Annotated region listings
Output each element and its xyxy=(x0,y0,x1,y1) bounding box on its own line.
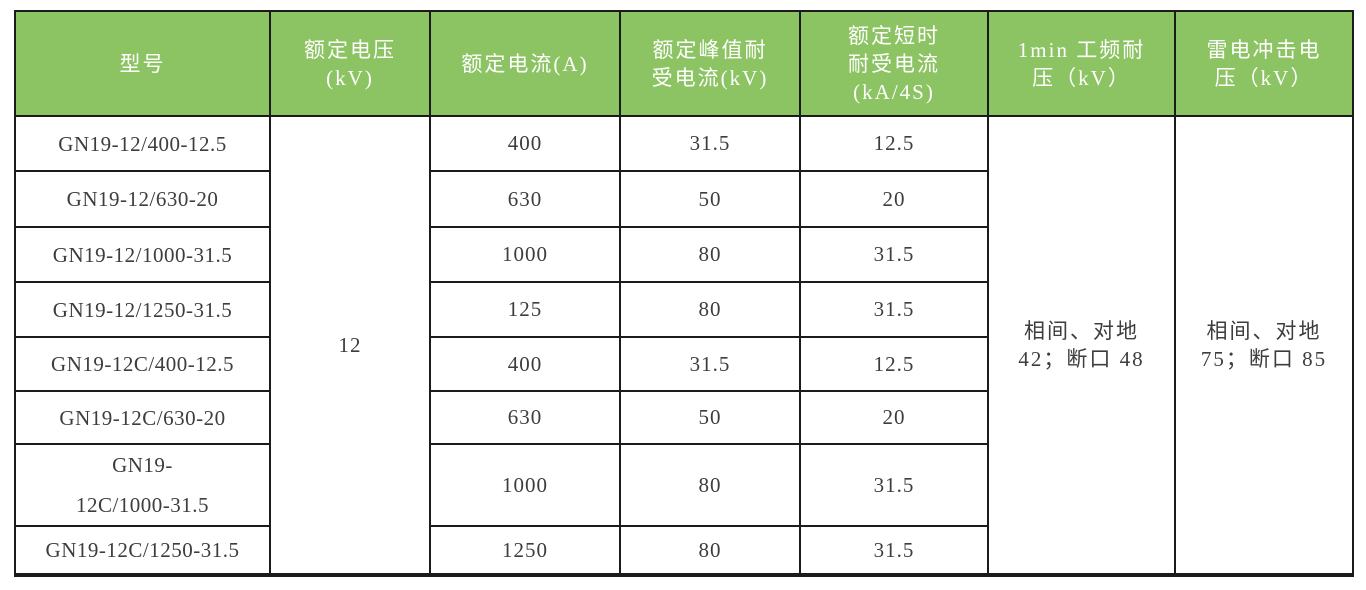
cell-current: 1000 xyxy=(429,443,621,527)
cell-model: GN19-12C/630-20 xyxy=(14,390,271,445)
header-row: 型号 额定电压 (kV) 额定电流(A) 额定峰值耐 受电流(kV) 额定短时 … xyxy=(14,10,1354,117)
cell-model: GN19- 12C/1000-31.5 xyxy=(14,443,271,527)
table-row: GN19-12/1000-31.5 1000 80 31.5 xyxy=(14,226,1353,283)
cell-peak: 80 xyxy=(619,281,801,338)
cell-model: GN19-12/1250-31.5 xyxy=(14,281,271,338)
cell-peak: 50 xyxy=(619,170,801,228)
col-header-power-frequency: 1min 工频耐 压（kV） xyxy=(987,10,1176,117)
cell-current: 400 xyxy=(429,336,621,392)
table-row: GN19-12C/1250-31.5 1250 80 31.5 xyxy=(14,525,1353,576)
cell-short-time: 31.5 xyxy=(799,525,989,576)
table-row: GN19-12C/400-12.5 400 31.5 12.5 xyxy=(14,336,1353,392)
cell-model: GN19-12C/1250-31.5 xyxy=(14,525,271,576)
cell-lightning-impulse: 相间、对地 75；断口 85 xyxy=(1174,115,1354,576)
cell-current: 125 xyxy=(429,281,621,338)
cell-peak: 80 xyxy=(619,525,801,576)
cell-short-time: 12.5 xyxy=(799,336,989,392)
col-header-rated-current: 额定电流(A) xyxy=(429,10,621,117)
cell-short-time: 20 xyxy=(799,170,989,228)
col-header-rated-voltage: 额定电压 (kV) xyxy=(269,10,431,117)
table-row: GN19-12C/630-20 630 50 20 xyxy=(14,390,1353,445)
page: 型号 额定电压 (kV) 额定电流(A) 额定峰值耐 受电流(kV) 额定短时 … xyxy=(0,10,1366,590)
cell-model: GN19-12/1000-31.5 xyxy=(14,226,271,283)
cell-short-time: 31.5 xyxy=(799,226,989,283)
cell-model: GN19-12C/400-12.5 xyxy=(14,336,271,392)
cell-model: GN19-12/400-12.5 xyxy=(14,115,271,172)
table-row: GN19- 12C/1000-31.5 1000 80 31.5 xyxy=(14,443,1353,527)
cell-short-time: 12.5 xyxy=(799,115,989,172)
cell-short-time: 31.5 xyxy=(799,443,989,527)
col-header-peak-withstand: 额定峰值耐 受电流(kV) xyxy=(619,10,801,117)
cell-peak: 50 xyxy=(619,390,801,445)
cell-model: GN19-12/630-20 xyxy=(14,170,271,228)
col-header-model: 型号 xyxy=(14,10,271,117)
spec-table: 型号 额定电压 (kV) 额定电流(A) 额定峰值耐 受电流(kV) 额定短时 … xyxy=(14,10,1354,577)
table-row: GN19-12/630-20 630 50 20 xyxy=(14,170,1353,228)
col-header-lightning-impulse: 雷电冲击电 压（kV） xyxy=(1174,10,1354,117)
cell-rated-voltage: 12 xyxy=(269,115,431,576)
col-header-short-time: 额定短时 耐受电流 (kA/4S) xyxy=(799,10,989,117)
cell-current: 400 xyxy=(429,115,621,172)
cell-current: 1000 xyxy=(429,226,621,283)
cell-peak: 31.5 xyxy=(619,115,801,172)
cell-power-frequency: 相间、对地 42；断口 48 xyxy=(987,115,1176,576)
cell-current: 630 xyxy=(429,390,621,445)
cell-short-time: 20 xyxy=(799,390,989,445)
table-row: GN19-12/400-12.5 12 400 31.5 12.5 相间、对地 … xyxy=(14,115,1354,576)
cell-current: 630 xyxy=(429,170,621,228)
cell-peak: 80 xyxy=(619,443,801,527)
table-row: GN19-12/1250-31.5 125 80 31.5 xyxy=(14,281,1353,338)
cell-current: 1250 xyxy=(429,525,621,576)
cell-peak: 80 xyxy=(619,226,801,283)
cell-peak: 31.5 xyxy=(619,336,801,392)
cell-short-time: 31.5 xyxy=(799,281,989,338)
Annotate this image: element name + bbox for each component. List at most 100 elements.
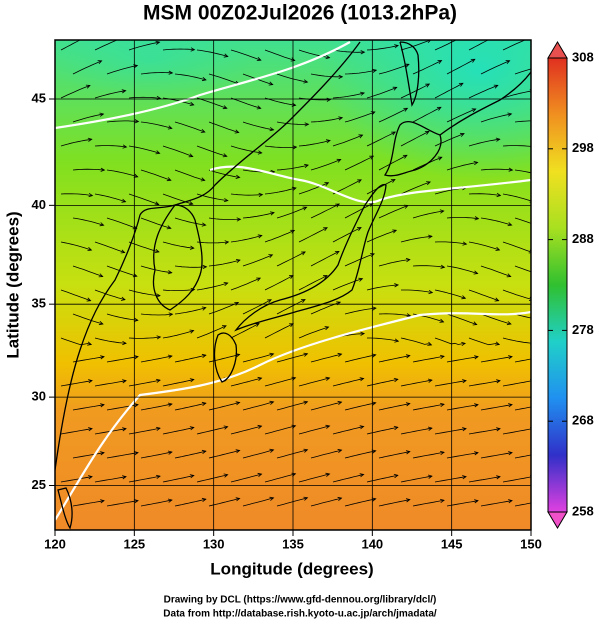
streamline-arrow	[474, 216, 480, 221]
streamline-arrow	[134, 119, 140, 124]
streamline	[230, 97, 261, 109]
streamline-arrow	[134, 499, 139, 504]
streamline	[378, 403, 410, 411]
streamline-arrow	[393, 425, 399, 431]
streamline-arrow	[403, 107, 409, 112]
streamline	[344, 111, 375, 123]
streamline-arrow	[201, 306, 207, 311]
streamline	[162, 379, 194, 387]
streamline-arrow	[428, 234, 433, 239]
streamline-arrow	[369, 155, 375, 160]
streamline	[480, 500, 513, 507]
streamline-arrow	[269, 400, 275, 405]
streamline-arrow	[496, 427, 501, 432]
streamline	[60, 476, 93, 483]
map-title: MSM 00Z02Jul2026 (1013.2hPa)	[143, 2, 457, 25]
streamline-arrow	[439, 498, 445, 504]
streamline	[60, 40, 81, 51]
streamline	[162, 241, 194, 249]
streamline-arrow	[202, 264, 208, 270]
streamline	[106, 217, 137, 229]
streamline	[196, 474, 228, 483]
streamline	[162, 289, 195, 291]
streamline-arrow	[122, 379, 127, 384]
streamline-arrow	[474, 355, 479, 360]
streamline-arrow	[269, 496, 275, 501]
streamline-arrow	[257, 376, 263, 382]
streamline	[94, 289, 126, 301]
streamline-arrow	[221, 325, 227, 330]
streamline-arrow	[508, 499, 513, 504]
coastline	[439, 71, 531, 136]
streamline	[468, 193, 501, 196]
streamline	[310, 251, 340, 267]
streamline	[162, 427, 194, 435]
streamline-arrow	[425, 83, 431, 88]
streamline-arrow	[188, 201, 194, 206]
streamline-arrow	[88, 379, 93, 384]
streamline-arrow	[360, 91, 365, 96]
streamline	[310, 401, 342, 411]
colorbar-extend	[547, 41, 568, 59]
x-axis-label: Longitude (degrees)	[210, 559, 373, 578]
streamline	[434, 289, 466, 299]
streamline-arrow	[458, 82, 464, 87]
streamline-arrow	[121, 89, 127, 94]
streamline	[94, 90, 126, 99]
streamline	[140, 451, 172, 459]
streamline	[446, 356, 479, 363]
streamline	[140, 403, 172, 411]
colorbar	[547, 57, 568, 513]
streamline-arrow	[235, 401, 241, 406]
streamline	[242, 299, 272, 315]
streamline	[94, 40, 118, 51]
streamline-arrow	[201, 76, 207, 82]
streamline	[94, 380, 127, 387]
streamline-arrow	[392, 86, 398, 91]
credit-line: Drawing by DCL (https://www.gfd-dennou.o…	[164, 595, 437, 606]
streamline-arrow	[357, 179, 362, 184]
streamline	[60, 138, 92, 147]
streamline-arrow	[156, 335, 162, 340]
streamline-arrow	[235, 174, 241, 179]
streamline-arrow	[462, 427, 467, 432]
streamline-arrow	[167, 354, 173, 359]
streamline-arrow	[427, 378, 433, 383]
streamline	[276, 73, 308, 83]
streamline-arrow	[428, 289, 434, 295]
streamline-arrow	[508, 167, 514, 172]
isobar	[55, 310, 531, 521]
streamline	[502, 380, 531, 387]
streamline-arrow	[393, 473, 399, 479]
streamline	[276, 353, 308, 363]
streamline	[468, 380, 501, 387]
streamline	[264, 49, 295, 61]
streamline-arrow	[462, 379, 467, 384]
streamline	[264, 377, 296, 387]
streamline-arrow	[100, 355, 105, 360]
streamline	[94, 241, 125, 253]
streamline-arrow	[459, 36, 463, 39]
streamline-arrow	[394, 44, 399, 49]
streamline	[378, 154, 408, 171]
streamline	[230, 323, 260, 339]
streamline	[344, 253, 375, 267]
streamline-arrow	[155, 150, 161, 155]
streamline	[502, 90, 531, 99]
streamline-arrow	[358, 277, 364, 282]
streamline-arrow	[256, 105, 262, 110]
streamline	[196, 145, 227, 157]
streamline-arrow	[133, 173, 139, 178]
streamline	[276, 449, 308, 459]
streamline	[434, 82, 464, 99]
streamline	[162, 48, 195, 51]
streamline	[276, 299, 306, 315]
streamline-arrow	[99, 222, 105, 227]
streamline	[480, 265, 511, 277]
streamline-arrow	[542, 174, 546, 177]
streamline	[502, 40, 526, 51]
streamline	[412, 451, 445, 459]
streamline-arrow	[167, 270, 173, 275]
streamline	[264, 275, 294, 291]
streamline	[208, 217, 241, 220]
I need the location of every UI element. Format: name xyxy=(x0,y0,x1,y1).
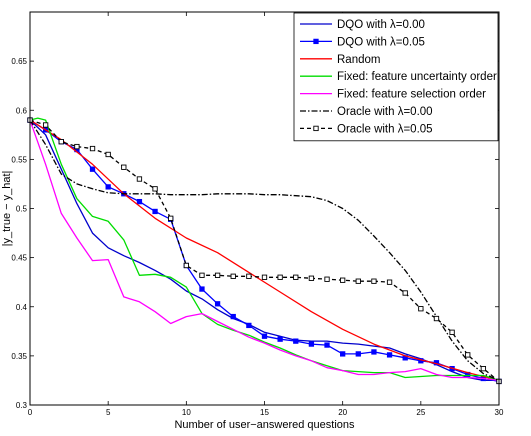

◆ **WHAT IS REQUIRED**
Reproduce verbatim the lines of the material above, from the line with "cell-current: 1000 xyxy=(429,443,621,527)" to the line with "cell-current: 400 xyxy=(429,336,621,392)".

◆ **THE OUTPUT**
cell-current: 1000 xyxy=(429,443,621,527)
cell-model: GN19-12C/630-20 xyxy=(14,390,271,445)
header-row: 型号 额定电压 (kV) 额定电流(A) 额定峰值耐 受电流(kV) 额定短时 … xyxy=(14,10,1354,117)
cell-model: GN19- 12C/1000-31.5 xyxy=(14,443,271,527)
table-row: GN19-12/1000-31.5 1000 80 31.5 xyxy=(14,226,1353,283)
cell-peak: 80 xyxy=(619,281,801,338)
cell-model: GN19-12/1250-31.5 xyxy=(14,281,271,338)
cell-peak: 50 xyxy=(619,170,801,228)
col-header-power-frequency: 1min 工频耐 压（kV） xyxy=(987,10,1176,117)
cell-current: 400 xyxy=(429,336,621,392)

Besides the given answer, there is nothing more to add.